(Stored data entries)
----------------
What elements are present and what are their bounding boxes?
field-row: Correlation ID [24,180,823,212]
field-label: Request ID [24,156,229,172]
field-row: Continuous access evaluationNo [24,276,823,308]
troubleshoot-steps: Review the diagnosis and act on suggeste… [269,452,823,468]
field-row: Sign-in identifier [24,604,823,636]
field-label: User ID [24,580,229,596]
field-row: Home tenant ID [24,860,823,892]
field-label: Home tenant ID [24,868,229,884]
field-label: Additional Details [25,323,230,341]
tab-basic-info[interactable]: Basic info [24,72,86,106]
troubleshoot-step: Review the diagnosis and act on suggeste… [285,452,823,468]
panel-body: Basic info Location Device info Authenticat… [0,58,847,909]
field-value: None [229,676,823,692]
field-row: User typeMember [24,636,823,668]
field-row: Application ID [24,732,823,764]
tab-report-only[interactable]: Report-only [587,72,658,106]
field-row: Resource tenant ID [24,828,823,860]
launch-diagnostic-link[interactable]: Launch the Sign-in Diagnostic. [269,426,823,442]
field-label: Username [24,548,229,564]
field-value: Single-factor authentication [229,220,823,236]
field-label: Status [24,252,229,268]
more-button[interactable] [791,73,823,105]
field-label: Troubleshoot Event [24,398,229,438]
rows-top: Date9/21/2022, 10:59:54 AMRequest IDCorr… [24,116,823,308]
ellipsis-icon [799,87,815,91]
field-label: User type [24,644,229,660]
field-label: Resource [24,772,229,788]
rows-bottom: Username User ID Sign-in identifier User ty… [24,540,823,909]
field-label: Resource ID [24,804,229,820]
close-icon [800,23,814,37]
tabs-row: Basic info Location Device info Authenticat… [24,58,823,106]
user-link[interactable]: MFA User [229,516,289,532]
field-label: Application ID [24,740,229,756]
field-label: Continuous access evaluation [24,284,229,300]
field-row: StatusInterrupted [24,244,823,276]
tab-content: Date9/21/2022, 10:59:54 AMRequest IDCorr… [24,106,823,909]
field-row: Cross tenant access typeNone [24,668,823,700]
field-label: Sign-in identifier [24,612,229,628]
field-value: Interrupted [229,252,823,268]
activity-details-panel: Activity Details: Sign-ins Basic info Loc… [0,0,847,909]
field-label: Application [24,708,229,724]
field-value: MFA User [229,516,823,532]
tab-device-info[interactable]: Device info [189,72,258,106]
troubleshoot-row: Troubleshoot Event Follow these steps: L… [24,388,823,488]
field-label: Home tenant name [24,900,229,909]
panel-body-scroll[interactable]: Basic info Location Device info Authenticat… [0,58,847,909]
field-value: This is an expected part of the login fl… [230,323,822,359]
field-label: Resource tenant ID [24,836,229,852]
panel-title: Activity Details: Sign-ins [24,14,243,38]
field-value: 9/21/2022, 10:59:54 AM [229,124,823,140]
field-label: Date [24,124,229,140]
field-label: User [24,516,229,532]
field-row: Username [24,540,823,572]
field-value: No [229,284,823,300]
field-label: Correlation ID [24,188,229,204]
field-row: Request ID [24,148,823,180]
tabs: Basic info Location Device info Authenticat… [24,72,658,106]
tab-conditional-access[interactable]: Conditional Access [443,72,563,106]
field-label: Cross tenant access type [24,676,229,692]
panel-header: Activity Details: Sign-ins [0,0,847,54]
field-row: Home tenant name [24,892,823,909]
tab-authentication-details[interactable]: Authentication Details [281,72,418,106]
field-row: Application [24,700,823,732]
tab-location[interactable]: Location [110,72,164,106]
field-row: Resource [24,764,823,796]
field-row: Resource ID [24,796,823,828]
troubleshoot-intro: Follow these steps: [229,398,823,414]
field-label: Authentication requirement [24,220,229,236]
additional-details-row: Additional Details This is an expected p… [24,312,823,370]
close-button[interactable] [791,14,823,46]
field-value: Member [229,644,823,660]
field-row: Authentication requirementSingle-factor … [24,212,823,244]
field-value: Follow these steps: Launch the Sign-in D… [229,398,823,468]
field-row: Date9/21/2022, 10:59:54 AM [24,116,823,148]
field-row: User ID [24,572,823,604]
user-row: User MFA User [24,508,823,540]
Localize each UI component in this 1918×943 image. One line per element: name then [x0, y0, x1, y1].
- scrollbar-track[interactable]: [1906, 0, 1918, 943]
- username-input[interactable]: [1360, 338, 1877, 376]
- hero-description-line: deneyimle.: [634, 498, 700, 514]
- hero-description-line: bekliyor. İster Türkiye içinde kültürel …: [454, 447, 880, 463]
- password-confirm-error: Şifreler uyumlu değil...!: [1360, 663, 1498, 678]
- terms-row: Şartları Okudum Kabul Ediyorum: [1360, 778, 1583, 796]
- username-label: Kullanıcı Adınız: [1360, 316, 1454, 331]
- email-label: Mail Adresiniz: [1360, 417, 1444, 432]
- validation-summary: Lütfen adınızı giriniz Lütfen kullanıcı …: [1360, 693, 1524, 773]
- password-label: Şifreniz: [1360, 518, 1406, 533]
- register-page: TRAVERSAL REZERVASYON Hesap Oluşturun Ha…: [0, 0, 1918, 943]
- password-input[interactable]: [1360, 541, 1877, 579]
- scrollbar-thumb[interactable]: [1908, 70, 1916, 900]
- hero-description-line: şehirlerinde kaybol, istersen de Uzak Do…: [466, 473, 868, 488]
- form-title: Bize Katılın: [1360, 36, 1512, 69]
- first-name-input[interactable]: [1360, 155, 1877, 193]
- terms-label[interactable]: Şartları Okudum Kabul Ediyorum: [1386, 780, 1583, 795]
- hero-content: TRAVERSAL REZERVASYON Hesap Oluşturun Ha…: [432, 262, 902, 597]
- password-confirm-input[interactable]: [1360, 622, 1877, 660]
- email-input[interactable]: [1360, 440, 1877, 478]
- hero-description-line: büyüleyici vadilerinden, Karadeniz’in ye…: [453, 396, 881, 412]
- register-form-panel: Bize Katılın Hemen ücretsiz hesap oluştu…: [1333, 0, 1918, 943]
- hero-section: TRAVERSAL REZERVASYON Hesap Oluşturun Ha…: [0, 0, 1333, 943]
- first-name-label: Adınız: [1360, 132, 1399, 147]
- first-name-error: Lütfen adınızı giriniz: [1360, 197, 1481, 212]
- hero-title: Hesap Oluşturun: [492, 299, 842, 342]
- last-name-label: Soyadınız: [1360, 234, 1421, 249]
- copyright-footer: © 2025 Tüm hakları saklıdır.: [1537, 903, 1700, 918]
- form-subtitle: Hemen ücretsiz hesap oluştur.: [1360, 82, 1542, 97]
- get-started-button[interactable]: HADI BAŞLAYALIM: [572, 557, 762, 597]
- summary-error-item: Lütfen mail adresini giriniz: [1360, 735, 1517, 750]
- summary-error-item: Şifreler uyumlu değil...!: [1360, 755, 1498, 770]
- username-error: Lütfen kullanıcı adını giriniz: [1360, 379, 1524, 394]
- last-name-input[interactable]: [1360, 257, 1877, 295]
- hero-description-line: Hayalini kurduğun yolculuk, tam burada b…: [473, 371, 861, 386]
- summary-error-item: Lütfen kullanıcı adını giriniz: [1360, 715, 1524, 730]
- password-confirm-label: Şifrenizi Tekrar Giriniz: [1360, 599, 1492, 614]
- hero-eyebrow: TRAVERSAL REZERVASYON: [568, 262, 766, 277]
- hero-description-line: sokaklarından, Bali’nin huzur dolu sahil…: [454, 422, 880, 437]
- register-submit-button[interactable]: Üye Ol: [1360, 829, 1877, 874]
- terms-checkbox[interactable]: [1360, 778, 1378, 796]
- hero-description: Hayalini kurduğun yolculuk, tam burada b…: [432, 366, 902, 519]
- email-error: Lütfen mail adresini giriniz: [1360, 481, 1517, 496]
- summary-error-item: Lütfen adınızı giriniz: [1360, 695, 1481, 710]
----------------
[Exercise details] How many lines of the records above contain the string "last"? Reply with the number alone.

[Answer for this exercise] 2